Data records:
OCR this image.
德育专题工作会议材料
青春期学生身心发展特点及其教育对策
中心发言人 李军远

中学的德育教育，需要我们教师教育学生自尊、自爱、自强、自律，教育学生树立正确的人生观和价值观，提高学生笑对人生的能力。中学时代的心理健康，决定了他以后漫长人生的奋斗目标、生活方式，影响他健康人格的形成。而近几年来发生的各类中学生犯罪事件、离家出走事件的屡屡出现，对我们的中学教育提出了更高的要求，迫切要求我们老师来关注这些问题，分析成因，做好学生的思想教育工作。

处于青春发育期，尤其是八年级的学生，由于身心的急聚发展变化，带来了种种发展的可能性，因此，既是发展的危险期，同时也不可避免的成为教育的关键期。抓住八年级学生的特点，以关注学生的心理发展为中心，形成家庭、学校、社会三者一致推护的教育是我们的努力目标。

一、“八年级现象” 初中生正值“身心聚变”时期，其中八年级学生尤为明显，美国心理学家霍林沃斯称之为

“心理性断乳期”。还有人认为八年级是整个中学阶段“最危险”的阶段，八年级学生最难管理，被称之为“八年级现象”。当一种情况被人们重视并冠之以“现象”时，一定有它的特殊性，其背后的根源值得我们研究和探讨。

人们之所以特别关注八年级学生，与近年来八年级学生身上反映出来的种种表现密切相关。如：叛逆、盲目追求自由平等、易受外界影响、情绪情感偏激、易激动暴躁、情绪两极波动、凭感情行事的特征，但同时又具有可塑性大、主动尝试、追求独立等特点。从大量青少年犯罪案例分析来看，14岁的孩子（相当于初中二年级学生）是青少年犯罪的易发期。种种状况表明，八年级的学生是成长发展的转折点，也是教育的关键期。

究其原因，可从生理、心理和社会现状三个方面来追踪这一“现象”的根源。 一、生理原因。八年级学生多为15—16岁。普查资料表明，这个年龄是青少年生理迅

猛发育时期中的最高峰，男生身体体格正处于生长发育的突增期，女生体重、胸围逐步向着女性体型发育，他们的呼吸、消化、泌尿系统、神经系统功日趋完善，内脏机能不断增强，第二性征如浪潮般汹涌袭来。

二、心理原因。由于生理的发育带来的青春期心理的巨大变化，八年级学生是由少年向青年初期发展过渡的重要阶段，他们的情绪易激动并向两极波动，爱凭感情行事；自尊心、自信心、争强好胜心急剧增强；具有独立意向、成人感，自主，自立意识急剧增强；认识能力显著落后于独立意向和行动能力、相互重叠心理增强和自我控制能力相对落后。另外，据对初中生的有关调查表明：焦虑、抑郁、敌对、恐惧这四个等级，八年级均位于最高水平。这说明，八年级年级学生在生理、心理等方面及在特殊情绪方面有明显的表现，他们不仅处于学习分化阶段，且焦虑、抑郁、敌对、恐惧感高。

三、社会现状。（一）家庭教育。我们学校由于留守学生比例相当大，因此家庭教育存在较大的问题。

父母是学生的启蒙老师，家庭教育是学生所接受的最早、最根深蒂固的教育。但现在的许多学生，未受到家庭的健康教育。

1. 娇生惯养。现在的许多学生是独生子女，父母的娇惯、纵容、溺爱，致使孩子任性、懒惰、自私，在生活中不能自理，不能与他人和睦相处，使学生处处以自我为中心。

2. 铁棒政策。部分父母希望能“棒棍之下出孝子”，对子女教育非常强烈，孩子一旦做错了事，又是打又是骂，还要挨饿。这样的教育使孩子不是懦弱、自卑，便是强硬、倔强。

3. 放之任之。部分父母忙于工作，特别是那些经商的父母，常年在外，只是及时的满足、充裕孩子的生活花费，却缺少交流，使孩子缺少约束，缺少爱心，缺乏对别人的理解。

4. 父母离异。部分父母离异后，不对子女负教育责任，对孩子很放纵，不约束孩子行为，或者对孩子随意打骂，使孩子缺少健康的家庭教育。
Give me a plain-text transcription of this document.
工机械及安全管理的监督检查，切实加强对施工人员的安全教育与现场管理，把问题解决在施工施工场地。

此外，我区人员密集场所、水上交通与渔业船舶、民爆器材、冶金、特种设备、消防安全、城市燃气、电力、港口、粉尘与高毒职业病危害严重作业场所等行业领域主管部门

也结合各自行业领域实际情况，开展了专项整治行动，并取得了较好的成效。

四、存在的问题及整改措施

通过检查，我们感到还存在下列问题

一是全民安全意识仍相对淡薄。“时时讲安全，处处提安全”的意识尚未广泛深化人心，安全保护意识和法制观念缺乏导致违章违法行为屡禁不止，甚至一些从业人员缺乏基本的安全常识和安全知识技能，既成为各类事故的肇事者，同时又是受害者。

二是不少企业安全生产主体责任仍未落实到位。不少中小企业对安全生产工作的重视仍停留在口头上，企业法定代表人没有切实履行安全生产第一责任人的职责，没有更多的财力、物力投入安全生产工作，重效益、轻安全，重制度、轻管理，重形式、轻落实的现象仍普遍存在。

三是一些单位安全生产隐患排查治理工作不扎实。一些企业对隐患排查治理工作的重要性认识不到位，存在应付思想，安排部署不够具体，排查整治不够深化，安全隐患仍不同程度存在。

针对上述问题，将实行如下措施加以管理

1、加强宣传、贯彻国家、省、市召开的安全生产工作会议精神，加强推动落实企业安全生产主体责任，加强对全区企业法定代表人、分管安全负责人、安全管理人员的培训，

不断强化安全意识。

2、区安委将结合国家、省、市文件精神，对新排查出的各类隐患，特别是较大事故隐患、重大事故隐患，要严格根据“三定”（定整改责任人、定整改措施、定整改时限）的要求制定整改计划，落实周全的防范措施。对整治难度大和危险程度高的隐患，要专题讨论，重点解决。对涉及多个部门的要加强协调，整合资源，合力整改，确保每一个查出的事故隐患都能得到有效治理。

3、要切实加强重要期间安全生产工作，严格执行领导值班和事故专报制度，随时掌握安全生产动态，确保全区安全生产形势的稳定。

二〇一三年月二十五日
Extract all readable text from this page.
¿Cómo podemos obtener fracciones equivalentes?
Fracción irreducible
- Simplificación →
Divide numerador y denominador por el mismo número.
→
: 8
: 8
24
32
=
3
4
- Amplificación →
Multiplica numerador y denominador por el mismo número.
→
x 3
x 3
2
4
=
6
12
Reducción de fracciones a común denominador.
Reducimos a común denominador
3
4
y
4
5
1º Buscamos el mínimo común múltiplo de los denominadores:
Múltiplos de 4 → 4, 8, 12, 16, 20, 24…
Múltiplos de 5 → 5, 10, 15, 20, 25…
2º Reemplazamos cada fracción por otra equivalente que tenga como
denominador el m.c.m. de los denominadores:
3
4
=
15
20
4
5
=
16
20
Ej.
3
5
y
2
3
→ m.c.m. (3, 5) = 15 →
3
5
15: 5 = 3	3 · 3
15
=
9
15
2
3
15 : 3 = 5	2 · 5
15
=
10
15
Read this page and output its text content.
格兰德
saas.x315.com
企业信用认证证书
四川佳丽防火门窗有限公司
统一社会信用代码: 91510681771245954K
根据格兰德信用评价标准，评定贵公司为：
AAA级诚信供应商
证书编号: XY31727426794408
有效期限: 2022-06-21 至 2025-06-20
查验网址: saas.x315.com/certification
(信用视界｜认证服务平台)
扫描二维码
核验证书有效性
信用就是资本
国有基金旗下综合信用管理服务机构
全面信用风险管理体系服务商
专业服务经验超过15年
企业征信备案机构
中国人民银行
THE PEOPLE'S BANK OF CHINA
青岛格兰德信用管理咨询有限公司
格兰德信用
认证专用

Problem:
Copy out the lines starting at the one containing "Extract all readable text from this page." and ending with the last line of the entries. Include nothing else.

Response below:
Extract all readable text from this page.
¿Cómo podemos obtener fracciones equivalentes?
Fracción irreducible
- Simplificación →
Divide numerador y denominador por el mismo número.
→
: 8
: 8
24
32
=
3
4
- Amplificación →
Multiplica numerador y denominador por el mismo número.
→
x 3
x 3
2
4
=
6
12
Reducción de fracciones a común denominador.
Reducimos a común denominador
3
4
y
4
5
1º Buscamos el mínimo común múltiplo de los denominadores:
Múltiplos de 4 → 4, 8, 12, 16, 20, 24…
Múltiplos de 5 → 5, 10, 15, 20, 25…
2º Reemplazamos cada fracción por otra equivalente que tenga como
denominador el m.c.m. de los denominadores:
3
4
=
15
20
4
5
=
16
20
Ej.
3
5
y
2
3
→ m.c.m. (3, 5) = 15 →
3
5
15: 5 = 3	3 · 3
15
=
9
15
2
3
15 : 3 = 5	2 · 5
15
=
10
15
Read this page and output its text content.
格兰德
saas.x315.com
企业信用认证证书
四川佳丽防火门窗有限公司
统一社会信用代码: 91510681771245954K
根据格兰德信用评价标准，评定贵公司为：
AAA级诚信供应商
证书编号: XY31727426794408
有效期限: 2022-06-21 至 2025-06-20
查验网址: saas.x315.com/certification
(信用视界｜认证服务平台)
扫描二维码
核验证书有效性
信用就是资本
国有基金旗下综合信用管理服务机构
全面信用风险管理体系服务商
专业服务经验超过15年
企业征信备案机构
中国人民银行
THE PEOPLE'S BANK OF CHINA
青岛格兰德信用管理咨询有限公司
格兰德信用
认证专用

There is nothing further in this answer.